══ RECORDS TO PROCESS ══

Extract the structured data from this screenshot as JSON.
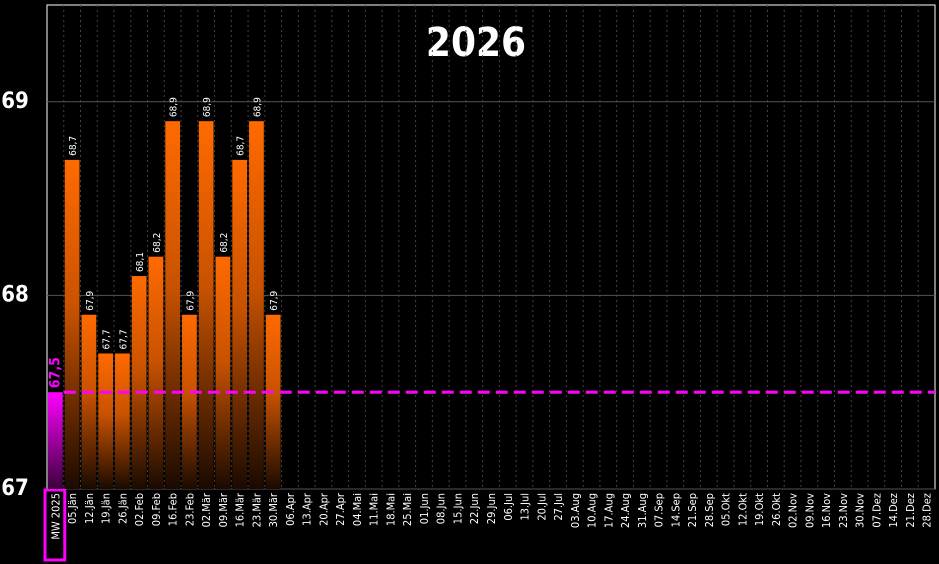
{
  "chart_data": {
    "type": "bar",
    "title": "2026",
    "categories": [
      "MW 2025",
      "05.Jän",
      "12.Jän",
      "19.Jän",
      "26.Jän",
      "02.Feb",
      "09.Feb",
      "16.Feb",
      "23.Feb",
      "02.Mär",
      "09.Mär",
      "16.Mär",
      "23.Mär",
      "30.Mär",
      "06.Apr",
      "13.Apr",
      "20.Apr",
      "27.Apr",
      "04.Mai",
      "11.Mai",
      "18.Mai",
      "25.Mai",
      "01.Jun",
      "08.Jun",
      "15.Jun",
      "22.Jun",
      "29.Jun",
      "06.Jul",
      "13.Jul",
      "20.Jul",
      "27.Jul",
      "03.Aug",
      "10.Aug",
      "17.Aug",
      "24.Aug",
      "31.Aug",
      "07.Sep",
      "14.Sep",
      "21.Sep",
      "28.Sep",
      "05.Okt",
      "12.Okt",
      "19.Okt",
      "26.Okt",
      "02.Nov",
      "09.Nov",
      "16.Nov",
      "23.Nov",
      "30.Nov",
      "07.Dez",
      "14.Dez",
      "21.Dez",
      "28.Dez"
    ],
    "values": [
      67.5,
      68.7,
      67.9,
      67.7,
      67.7,
      68.1,
      68.2,
      68.9,
      67.9,
      68.9,
      68.2,
      68.7,
      68.9,
      67.9,
      null,
      null,
      null,
      null,
      null,
      null,
      null,
      null,
      null,
      null,
      null,
      null,
      null,
      null,
      null,
      null,
      null,
      null,
      null,
      null,
      null,
      null,
      null,
      null,
      null,
      null,
      null,
      null,
      null,
      null,
      null,
      null,
      null,
      null,
      null,
      null,
      null,
      null,
      null
    ],
    "value_labels": [
      "67,5",
      "68,7",
      "67,9",
      "67,7",
      "67,7",
      "68,1",
      "68,2",
      "68,9",
      "67,9",
      "68,9",
      "68,2",
      "68,7",
      "68,9",
      "67,9",
      null,
      null,
      null,
      null,
      null,
      null,
      null,
      null,
      null,
      null,
      null,
      null,
      null,
      null,
      null,
      null,
      null,
      null,
      null,
      null,
      null,
      null,
      null,
      null,
      null,
      null,
      null,
      null,
      null,
      null,
      null,
      null,
      null,
      null,
      null,
      null,
      null,
      null,
      null
    ],
    "color": "#ff6a00",
    "highlight_color": "#ff00ff",
    "ylim": [
      67,
      69.5
    ],
    "yticks": [
      67,
      68,
      69
    ],
    "grid": true
  }
}
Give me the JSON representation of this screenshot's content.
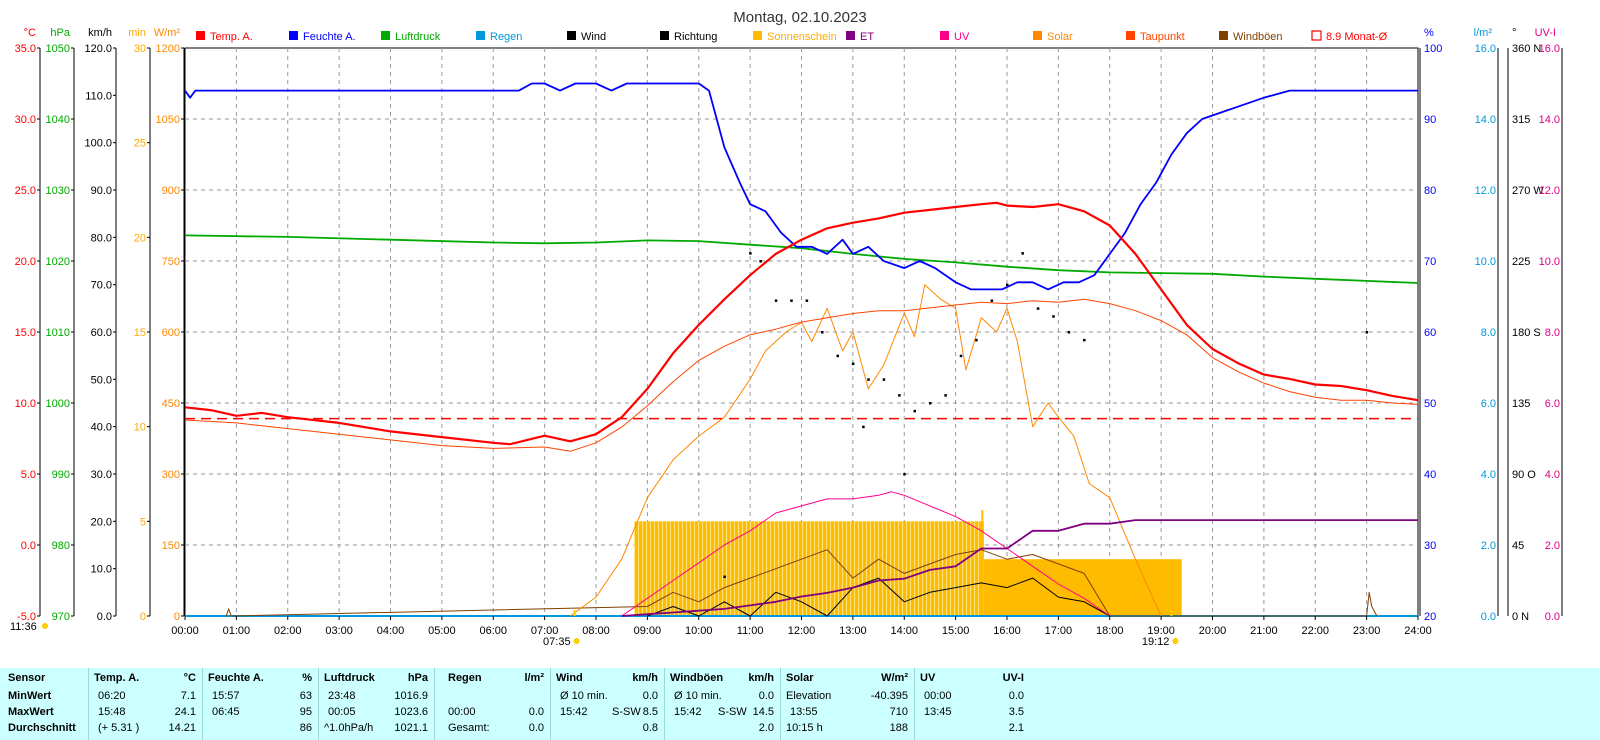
{
  "chart_data": {
    "type": "line",
    "title": "Montag, 02.10.2023",
    "x_unit": "hours",
    "xlim": [
      0,
      24
    ],
    "x_ticks": [
      "00:00",
      "01:00",
      "02:00",
      "03:00",
      "04:00",
      "05:00",
      "06:00",
      "07:00",
      "08:00",
      "09:00",
      "10:00",
      "11:00",
      "12:00",
      "13:00",
      "14:00",
      "15:00",
      "16:00",
      "17:00",
      "18:00",
      "19:00",
      "20:00",
      "21:00",
      "22:00",
      "23:00",
      "24:00"
    ],
    "sunrise_label": "07:35",
    "sunset_label": "19:12",
    "current_time_label": "11:36",
    "left_axes": [
      {
        "unit": "°C",
        "color": "#ff0000",
        "min": -5,
        "max": 35,
        "ticks": [
          "35.0",
          "30.0",
          "25.0",
          "20.0",
          "15.0",
          "10.0",
          "5.0",
          "0.0",
          "-5.0"
        ]
      },
      {
        "unit": "hPa",
        "color": "#00aa00",
        "min": 970,
        "max": 1050,
        "ticks": [
          "1050",
          "1040",
          "1030",
          "1020",
          "1010",
          "1000",
          "990",
          "980",
          "970"
        ]
      },
      {
        "unit": "km/h",
        "color": "#000000",
        "min": 0,
        "max": 120,
        "ticks": [
          "120.0",
          "110.0",
          "100.0",
          "90.0",
          "80.0",
          "70.0",
          "60.0",
          "50.0",
          "40.0",
          "30.0",
          "20.0",
          "10.0",
          "0.0"
        ]
      },
      {
        "unit": "min",
        "color": "#ffaa00",
        "min": 0,
        "max": 30,
        "ticks": [
          "30",
          "25",
          "20",
          "15",
          "10",
          "5",
          "0"
        ]
      },
      {
        "unit": "W/m²",
        "color": "#ff8800",
        "min": 0,
        "max": 1200,
        "ticks": [
          "1200",
          "1050",
          "900",
          "750",
          "600",
          "450",
          "300",
          "150",
          "0"
        ]
      }
    ],
    "right_axes": [
      {
        "unit": "%",
        "color": "#0000ff",
        "min": 20,
        "max": 100,
        "ticks": [
          "100",
          "90",
          "80",
          "70",
          "60",
          "50",
          "40",
          "30",
          "20"
        ]
      },
      {
        "unit": "l/m²",
        "color": "#0099dd",
        "min": 0,
        "max": 16,
        "ticks": [
          "16.0",
          "14.0",
          "12.0",
          "10.0",
          "8.0",
          "6.0",
          "4.0",
          "2.0",
          "0.0"
        ]
      },
      {
        "unit": "°",
        "color": "#000000",
        "min": 0,
        "max": 360,
        "ticks": [
          "360 N",
          "315",
          "270 W",
          "225",
          "180 S",
          "135",
          "90 O",
          "45",
          "0 N"
        ]
      },
      {
        "unit": "UV-I",
        "color": "#dd0088",
        "min": 0,
        "max": 16,
        "ticks": [
          "16.0",
          "14.0",
          "12.0",
          "10.0",
          "8.0",
          "6.0",
          "4.0",
          "2.0",
          "0.0"
        ]
      }
    ],
    "legend": [
      {
        "label": "Temp. A.",
        "color": "#ff0000"
      },
      {
        "label": "Feuchte A.",
        "color": "#0000ff"
      },
      {
        "label": "Luftdruck",
        "color": "#00aa00"
      },
      {
        "label": "Regen",
        "color": "#0099dd"
      },
      {
        "label": "Wind",
        "color": "#000000"
      },
      {
        "label": "Richtung",
        "color": "#000000"
      },
      {
        "label": "Sonnenschein",
        "color": "#ffbb00"
      },
      {
        "label": "ET",
        "color": "#800080"
      },
      {
        "label": "UV",
        "color": "#ff0088"
      },
      {
        "label": "Solar",
        "color": "#ff8800"
      },
      {
        "label": "Taupunkt",
        "color": "#ff4400"
      },
      {
        "label": "Windböen",
        "color": "#804000"
      },
      {
        "label": "8.9 Monat-Ø",
        "color": "#ff0000"
      }
    ],
    "monthly_avg_temp": 8.9,
    "series": [
      {
        "name": "Temp. A.",
        "axis": "°C",
        "color": "#ff0000",
        "width": 2.2,
        "x": [
          0,
          0.5,
          1,
          1.5,
          2,
          3,
          4,
          5,
          6,
          6.33,
          7,
          7.5,
          8,
          8.5,
          9,
          9.5,
          10,
          10.5,
          11,
          11.5,
          12,
          12.5,
          13,
          13.5,
          14,
          14.5,
          15,
          15.5,
          15.8,
          16,
          16.5,
          17,
          17.5,
          18,
          18.5,
          19,
          19.5,
          20,
          20.5,
          21,
          21.5,
          22,
          22.5,
          23,
          23.5,
          24
        ],
        "y": [
          9.7,
          9.5,
          9.1,
          9.3,
          9.0,
          8.6,
          8.0,
          7.6,
          7.2,
          7.1,
          7.7,
          7.3,
          7.8,
          9.0,
          11.0,
          13.5,
          15.5,
          17.3,
          19.0,
          20.5,
          21.5,
          22.3,
          22.7,
          23.0,
          23.4,
          23.6,
          23.8,
          24.0,
          24.1,
          23.9,
          23.8,
          24.0,
          23.5,
          22.5,
          20.5,
          18.0,
          15.5,
          13.8,
          12.8,
          12.0,
          11.7,
          11.3,
          11.2,
          10.9,
          10.5,
          10.2
        ]
      },
      {
        "name": "Taupunkt",
        "axis": "°C",
        "color": "#ff4400",
        "width": 1,
        "x": [
          0,
          1,
          2,
          3,
          4,
          5,
          6,
          7,
          7.5,
          8,
          8.5,
          9,
          9.5,
          10,
          10.5,
          11,
          11.5,
          12,
          12.5,
          13,
          13.5,
          14,
          14.5,
          15,
          15.5,
          16,
          16.5,
          17,
          17.5,
          18,
          18.5,
          19,
          19.5,
          20,
          20.5,
          21,
          21.5,
          22,
          22.5,
          23,
          23.5,
          24
        ],
        "y": [
          8.8,
          8.6,
          8.2,
          7.8,
          7.4,
          7.0,
          6.8,
          6.9,
          6.6,
          7.2,
          8.3,
          9.8,
          11.5,
          13.0,
          14.0,
          14.8,
          15.2,
          15.7,
          16.0,
          16.3,
          16.5,
          16.5,
          16.7,
          16.9,
          17.1,
          17.0,
          17.2,
          17.1,
          17.3,
          17.0,
          16.5,
          15.8,
          14.8,
          13.2,
          12.2,
          11.4,
          10.8,
          10.4,
          10.2,
          10.2,
          10.0,
          9.9
        ]
      },
      {
        "name": "Feuchte A.",
        "axis": "%",
        "color": "#0000ff",
        "width": 1.8,
        "x": [
          0,
          0.1,
          0.2,
          1,
          2,
          3,
          4,
          5,
          6,
          6.5,
          6.75,
          7,
          7.3,
          7.6,
          8,
          8.3,
          8.6,
          9,
          9.5,
          10,
          10.2,
          10.5,
          10.8,
          11,
          11.3,
          11.6,
          11.9,
          12.2,
          12.5,
          12.8,
          13,
          13.3,
          13.6,
          14,
          14.3,
          14.6,
          15,
          15.3,
          15.6,
          15.9,
          16.2,
          16.5,
          16.8,
          17.1,
          17.4,
          17.7,
          18,
          18.3,
          18.6,
          18.9,
          19.2,
          19.5,
          19.8,
          20.2,
          20.6,
          21,
          21.5,
          22,
          22.5,
          23,
          23.5,
          24
        ],
        "y": [
          94,
          93,
          94,
          94,
          94,
          94,
          94,
          94,
          94,
          94,
          95,
          95,
          94,
          95,
          95,
          94,
          95,
          95,
          95,
          95,
          94,
          86,
          81,
          78,
          77,
          74,
          72,
          72,
          71,
          73,
          71,
          72,
          70,
          69,
          70,
          69,
          67,
          66,
          66,
          66,
          67,
          67,
          66,
          67,
          67,
          68,
          71,
          74,
          78,
          81,
          85,
          88,
          90,
          91,
          92,
          93,
          94,
          94,
          94,
          94,
          94,
          94
        ]
      },
      {
        "name": "Luftdruck",
        "axis": "hPa",
        "color": "#00aa00",
        "width": 1.8,
        "x": [
          0,
          2,
          4,
          6,
          7,
          8,
          9,
          10,
          11,
          12,
          13,
          14,
          15,
          16,
          17,
          18,
          19,
          20,
          21,
          22,
          23,
          24
        ],
        "y": [
          1023.6,
          1023.4,
          1023.0,
          1022.6,
          1022.5,
          1022.6,
          1022.9,
          1022.8,
          1022.3,
          1021.8,
          1021.0,
          1020.3,
          1019.8,
          1019.2,
          1018.7,
          1018.4,
          1018.3,
          1018.2,
          1017.8,
          1017.5,
          1017.2,
          1016.9
        ]
      },
      {
        "name": "Solar",
        "axis": "W/m²",
        "color": "#ff8800",
        "width": 1,
        "x": [
          7.5,
          8,
          8.5,
          9,
          9.5,
          10,
          10.5,
          11,
          11.3,
          11.7,
          12,
          12.2,
          12.5,
          12.8,
          13,
          13.3,
          13.6,
          14,
          14.2,
          14.4,
          14.7,
          15,
          15.2,
          15.5,
          15.8,
          16,
          16.2,
          16.5,
          16.8,
          17,
          17.3,
          17.6,
          18,
          18.5,
          19
        ],
        "y": [
          0,
          40,
          120,
          250,
          330,
          380,
          420,
          500,
          560,
          600,
          620,
          580,
          650,
          560,
          600,
          480,
          530,
          640,
          590,
          700,
          670,
          650,
          520,
          630,
          600,
          650,
          580,
          400,
          450,
          420,
          380,
          280,
          250,
          120,
          0
        ]
      },
      {
        "name": "UV",
        "axis": "UV-I",
        "color": "#ff0088",
        "width": 1,
        "x": [
          8.5,
          9,
          9.5,
          10,
          10.5,
          11,
          11.5,
          12,
          12.5,
          13,
          13.5,
          13.75,
          14,
          14.5,
          15,
          15.5,
          16,
          16.5,
          17,
          17.5,
          18
        ],
        "y": [
          0,
          0.5,
          1.0,
          1.5,
          2.0,
          2.4,
          2.9,
          3.1,
          3.3,
          3.3,
          3.4,
          3.5,
          3.4,
          3.1,
          2.8,
          2.4,
          1.9,
          1.4,
          0.9,
          0.5,
          0
        ]
      },
      {
        "name": "ET",
        "axis": "l/m²",
        "color": "#800080",
        "width": 1.8,
        "x": [
          8.5,
          9,
          9.5,
          10,
          10.5,
          11,
          11.5,
          12,
          12.5,
          13,
          13.5,
          14,
          14.5,
          15,
          15.5,
          16,
          16.5,
          17,
          17.5,
          18,
          18.5,
          19,
          19.5,
          20,
          21,
          22,
          23,
          24
        ],
        "y": [
          0,
          0.05,
          0.1,
          0.15,
          0.2,
          0.3,
          0.4,
          0.55,
          0.65,
          0.8,
          1.0,
          1.05,
          1.3,
          1.4,
          1.9,
          1.9,
          2.4,
          2.4,
          2.6,
          2.6,
          2.7,
          2.7,
          2.7,
          2.7,
          2.7,
          2.7,
          2.7,
          2.7
        ]
      },
      {
        "name": "Regen",
        "axis": "l/m²",
        "color": "#0099dd",
        "width": 2,
        "x": [
          0,
          24
        ],
        "y": [
          0,
          0
        ]
      },
      {
        "name": "Wind",
        "axis": "km/h",
        "color": "#000000",
        "width": 1,
        "x": [
          9,
          9.5,
          10,
          10.5,
          11,
          11.5,
          12,
          12.5,
          13,
          13.5,
          14,
          14.5,
          15,
          15.5,
          16,
          16.5,
          17,
          17.5,
          18
        ],
        "y": [
          0,
          2,
          0,
          3,
          0,
          5,
          3,
          0,
          6,
          8,
          3,
          5,
          6,
          7,
          6,
          8,
          4,
          3,
          0
        ]
      },
      {
        "name": "Windböen",
        "axis": "km/h",
        "color": "#804000",
        "width": 1,
        "x": [
          0.8,
          0.85,
          0.9,
          9,
          9.5,
          10,
          10.5,
          11,
          11.5,
          12,
          12.5,
          13,
          13.5,
          14,
          14.5,
          15,
          15.5,
          16,
          16.5,
          17,
          17.5,
          18,
          23,
          23.05,
          23.1,
          23.2
        ],
        "y": [
          0,
          1.5,
          0,
          2,
          5,
          3,
          6,
          8,
          10,
          12,
          14,
          8,
          12,
          9,
          11,
          13,
          14,
          12,
          13,
          11,
          9,
          0,
          0,
          5,
          2,
          0
        ]
      }
    ],
    "sunshine_minutes": {
      "axis": "min",
      "color": "#ffbb00",
      "x_start": [
        8.75,
        15.55
      ],
      "x_end": [
        15.55,
        19.4
      ],
      "values": [
        5,
        3
      ]
    },
    "direction_points": {
      "axis": "°",
      "x": [
        11.2,
        11.5,
        11.8,
        12.1,
        12.4,
        12.7,
        13.0,
        13.3,
        13.6,
        13.9,
        14.2,
        14.5,
        14.8,
        15.1,
        15.4,
        15.7,
        16.0,
        16.3,
        16.6,
        16.9,
        17.2,
        17.5,
        10.5,
        11.0,
        13.2,
        14.0,
        23.0
      ],
      "y": [
        225,
        200,
        200,
        200,
        180,
        165,
        160,
        150,
        150,
        140,
        130,
        135,
        140,
        165,
        175,
        200,
        210,
        230,
        195,
        190,
        180,
        175,
        25,
        230,
        120,
        90,
        180
      ]
    }
  },
  "stats": {
    "sensor": {
      "h": "Sensor",
      "r1": "MinWert",
      "r2": "MaxWert",
      "r3": "Durchschnitt"
    },
    "temp": {
      "h": "Temp. A.",
      "u": "°C",
      "r1t": "06:20",
      "r1v": "7.1",
      "r2t": "15:48",
      "r2v": "24.1",
      "r3t": "(+ 5.31 )",
      "r3v": "14.21"
    },
    "feuchte": {
      "h": "Feuchte A.",
      "u": "%",
      "r1t": "15:57",
      "r1v": "63",
      "r2t": "06:45",
      "r2v": "95",
      "r3t": "",
      "r3v": "86"
    },
    "luft": {
      "h": "Luftdruck",
      "u": "hPa",
      "r1t": "23:48",
      "r1v": "1016.9",
      "r2t": "00:05",
      "r2v": "1023.6",
      "r3t": "^1.0hPa/h",
      "r3v": "1021.1"
    },
    "regen": {
      "h": "Regen",
      "u": "l/m²",
      "r1t": "",
      "r1v": "",
      "r2t": "00:00",
      "r2v": "0.0",
      "r3t": "Gesamt:",
      "r3v": "0.0"
    },
    "wind": {
      "h": "Wind",
      "u": "km/h",
      "r1t": "Ø 10 min.",
      "r1v": "0.0",
      "r2t": "15:42",
      "r2m": "S-SW",
      "r2v": "8.5",
      "r3t": "",
      "r3v": "0.8"
    },
    "boeen": {
      "h": "Windböen",
      "u": "km/h",
      "r1t": "Ø 10 min.",
      "r1v": "0.0",
      "r2t": "15:42",
      "r2m": "S-SW",
      "r2v": "14.5",
      "r3t": "",
      "r3v": "2.0"
    },
    "solar": {
      "h": "Solar",
      "u": "W/m²",
      "r1t": "Elevation",
      "r1v": "-40.395",
      "r2t": "13:55",
      "r2v": "710",
      "r3t": "10:15 h",
      "r3v": "188"
    },
    "uv": {
      "h": "UV",
      "u": "UV-I",
      "r1t": "00:00",
      "r1v": "0.0",
      "r2t": "13:45",
      "r2v": "3.5",
      "r3t": "",
      "r3v": "2.1"
    }
  }
}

═══

▸ **SET TASK**:
Search the entries for the word "screenshot", then gather every line that has it.

▸ **RIGHT ANSWER**:
Extract the structured data from this screenshot as JSON.
Give me the JSON representation of this screenshot's content.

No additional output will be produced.